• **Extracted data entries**
◆ ◆ ◆ ◆ ◆

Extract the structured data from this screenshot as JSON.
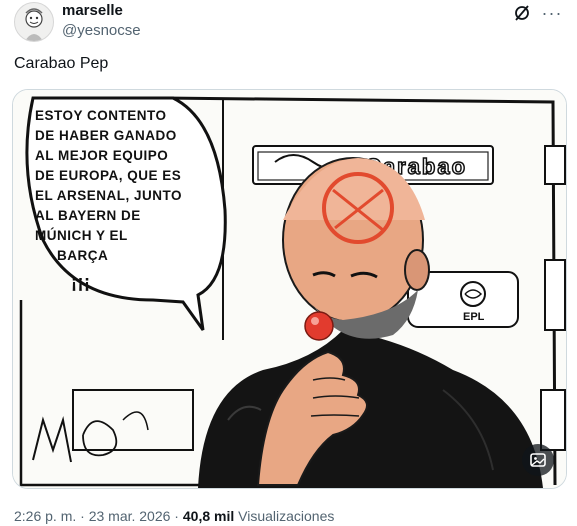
{
  "author": {
    "name": "marselle",
    "handle": "@yesnocse"
  },
  "post": {
    "text": "Carabao Pep"
  },
  "cartoon": {
    "speech_lines": [
      "ESTOY CONTENTO",
      "DE HABER GANADO",
      "AL MEJOR EQUIPO",
      "DE EUROPA, QUE ES",
      "EL ARSENAL, JUNTO",
      "AL BAYERN DE",
      "MÚNICH Y EL",
      "BARÇA",
      "¡¡¡"
    ],
    "board_text": "Carabao",
    "board_badge": "EPL"
  },
  "meta": {
    "timestamp": "2:26 p. m. · 23 mar. 2026",
    "separator": " · ",
    "views_count": "40,8 mil",
    "views_label": "Visualizaciones"
  },
  "colors": {
    "text_primary": "#0f1419",
    "text_secondary": "#536471",
    "border": "#cfd9de",
    "nose": "#e23b2e"
  },
  "icons": [
    "avatar",
    "grok-icon",
    "more-icon",
    "alt-text-icon"
  ]
}
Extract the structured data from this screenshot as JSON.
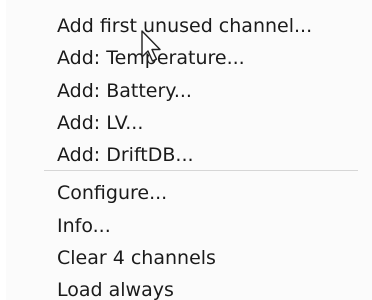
{
  "menu": {
    "items": [
      {
        "label": "Add first unused channel..."
      },
      {
        "label": "Add: Temperature..."
      },
      {
        "label": "Add: Battery..."
      },
      {
        "label": "Add: LV..."
      },
      {
        "label": "Add: DriftDB..."
      },
      {
        "label": "Configure..."
      },
      {
        "label": "Info..."
      },
      {
        "label": "Clear 4 channels"
      },
      {
        "label": "Load always"
      }
    ]
  },
  "cursor": {
    "icon": "mouse-pointer-icon"
  }
}
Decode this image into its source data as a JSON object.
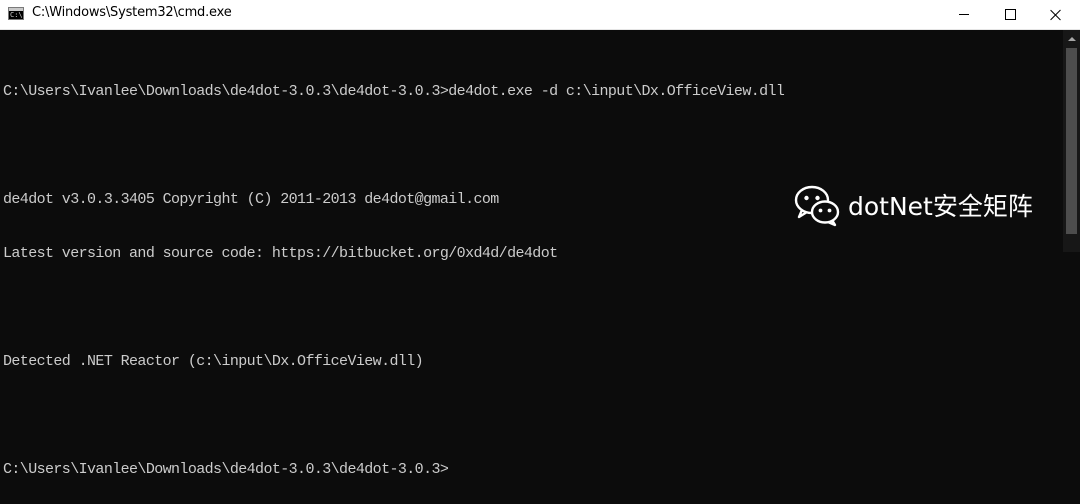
{
  "window": {
    "title": "C:\\Windows\\System32\\cmd.exe",
    "icon": "cmd-app-icon",
    "controls": [
      "minimize",
      "maximize",
      "close"
    ]
  },
  "console": {
    "lines": [
      "",
      "C:\\Users\\Ivanlee\\Downloads\\de4dot-3.0.3\\de4dot-3.0.3>de4dot.exe -d c:\\input\\Dx.OfficeView.dll",
      "",
      "de4dot v3.0.3.3405 Copyright (C) 2011-2013 de4dot@gmail.com",
      "Latest version and source code: https://bitbucket.org/0xd4d/de4dot",
      "",
      "Detected .NET Reactor (c:\\input\\Dx.OfficeView.dll)",
      "",
      "C:\\Users\\Ivanlee\\Downloads\\de4dot-3.0.3\\de4dot-3.0.3>"
    ]
  },
  "watermark": {
    "text": "dotNet安全矩阵",
    "icon": "wechat-icon"
  },
  "colors": {
    "console_bg": "#0c0c0c",
    "console_fg": "#cccccc",
    "titlebar_bg": "#ffffff"
  }
}
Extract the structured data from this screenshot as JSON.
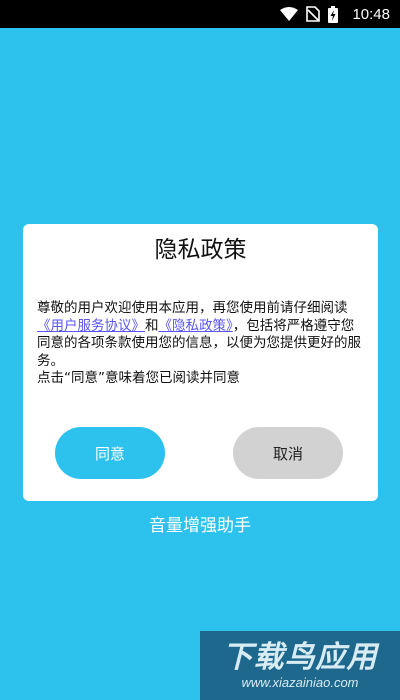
{
  "status_bar": {
    "time": "10:48",
    "icons": [
      "wifi-icon",
      "sim-no-signal-icon",
      "battery-charging-icon"
    ]
  },
  "dialog": {
    "title": "隐私政策",
    "text_1": "尊敬的用户欢迎使用本应用，再您使用前请仔细阅读",
    "link_user_agreement": "《用户服务协议》",
    "text_and": "和",
    "link_privacy_policy": "《隐私政策》",
    "text_2": "，包括将严格遵守您同意的各项条款使用您的信息，以便为您提供更好的服务。",
    "text_3": "点击“同意”意味着您已阅读并同意",
    "agree_label": "同意",
    "cancel_label": "取消"
  },
  "app_name": "音量增强助手",
  "watermark": {
    "main": "下载鸟应用",
    "sub": "www.xiazainiao.com"
  },
  "colors": {
    "background": "#2dc2ee",
    "agree_button": "#2dc2ee",
    "cancel_button": "#d2d2d2",
    "link": "#5a54f5"
  }
}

◆ ◆ ◆ ◆ ◆

• **Exercise brief**
Without the pictures, print the records in full, exactly as they appear.

• **Worked solution**
Extract the structured data from this screenshot as JSON.
{
  "author": {
    "name": "marselle",
    "handle": "@yesnocse"
  },
  "post": {
    "text": "Carabao Pep"
  },
  "cartoon": {
    "speech_lines": [
      "ESTOY CONTENTO",
      "DE HABER GANADO",
      "AL MEJOR EQUIPO",
      "DE EUROPA, QUE ES",
      "EL ARSENAL, JUNTO",
      "AL BAYERN DE",
      "MÚNICH Y EL",
      "BARÇA",
      "¡¡¡"
    ],
    "board_text": "Carabao",
    "board_badge": "EPL"
  },
  "meta": {
    "timestamp": "2:26 p. m. · 23 mar. 2026",
    "separator": " · ",
    "views_count": "40,8 mil",
    "views_label": "Visualizaciones"
  },
  "colors": {
    "text_primary": "#0f1419",
    "text_secondary": "#536471",
    "border": "#cfd9de",
    "nose": "#e23b2e"
  },
  "icons": [
    "avatar",
    "grok-icon",
    "more-icon",
    "alt-text-icon"
  ]
}
Extract the structured data from this screenshot as JSON.
{
  "menu": {
    "items": [
      {
        "label": "Add first unused channel..."
      },
      {
        "label": "Add: Temperature..."
      },
      {
        "label": "Add: Battery..."
      },
      {
        "label": "Add: LV..."
      },
      {
        "label": "Add: DriftDB..."
      },
      {
        "label": "Configure..."
      },
      {
        "label": "Info..."
      },
      {
        "label": "Clear 4 channels"
      },
      {
        "label": "Load always"
      }
    ]
  },
  "cursor": {
    "icon": "mouse-pointer-icon"
  }
}
Decode this image into its source data as a JSON object.
{
  "window": {
    "title": "C:\\Windows\\System32\\cmd.exe",
    "icon": "cmd-app-icon",
    "controls": [
      "minimize",
      "maximize",
      "close"
    ]
  },
  "console": {
    "lines": [
      "",
      "C:\\Users\\Ivanlee\\Downloads\\de4dot-3.0.3\\de4dot-3.0.3>de4dot.exe -d c:\\input\\Dx.OfficeView.dll",
      "",
      "de4dot v3.0.3.3405 Copyright (C) 2011-2013 de4dot@gmail.com",
      "Latest version and source code: https://bitbucket.org/0xd4d/de4dot",
      "",
      "Detected .NET Reactor (c:\\input\\Dx.OfficeView.dll)",
      "",
      "C:\\Users\\Ivanlee\\Downloads\\de4dot-3.0.3\\de4dot-3.0.3>"
    ]
  },
  "watermark": {
    "text": "dotNet安全矩阵",
    "icon": "wechat-icon"
  },
  "colors": {
    "console_bg": "#0c0c0c",
    "console_fg": "#cccccc",
    "titlebar_bg": "#ffffff"
  }
}
Extract the structured data from this screenshot as JSON.
{
  "status_bar": {
    "time": "10:48",
    "icons": [
      "wifi-icon",
      "sim-no-signal-icon",
      "battery-charging-icon"
    ]
  },
  "dialog": {
    "title": "隐私政策",
    "text_1": "尊敬的用户欢迎使用本应用，再您使用前请仔细阅读",
    "link_user_agreement": "《用户服务协议》",
    "text_and": "和",
    "link_privacy_policy": "《隐私政策》",
    "text_2": "，包括将严格遵守您同意的各项条款使用您的信息，以便为您提供更好的服务。",
    "text_3": "点击“同意”意味着您已阅读并同意",
    "agree_label": "同意",
    "cancel_label": "取消"
  },
  "app_name": "音量增强助手",
  "watermark": {
    "main": "下载鸟应用",
    "sub": "www.xiazainiao.com"
  },
  "colors": {
    "background": "#2dc2ee",
    "agree_button": "#2dc2ee",
    "cancel_button": "#d2d2d2",
    "link": "#5a54f5"
  }
}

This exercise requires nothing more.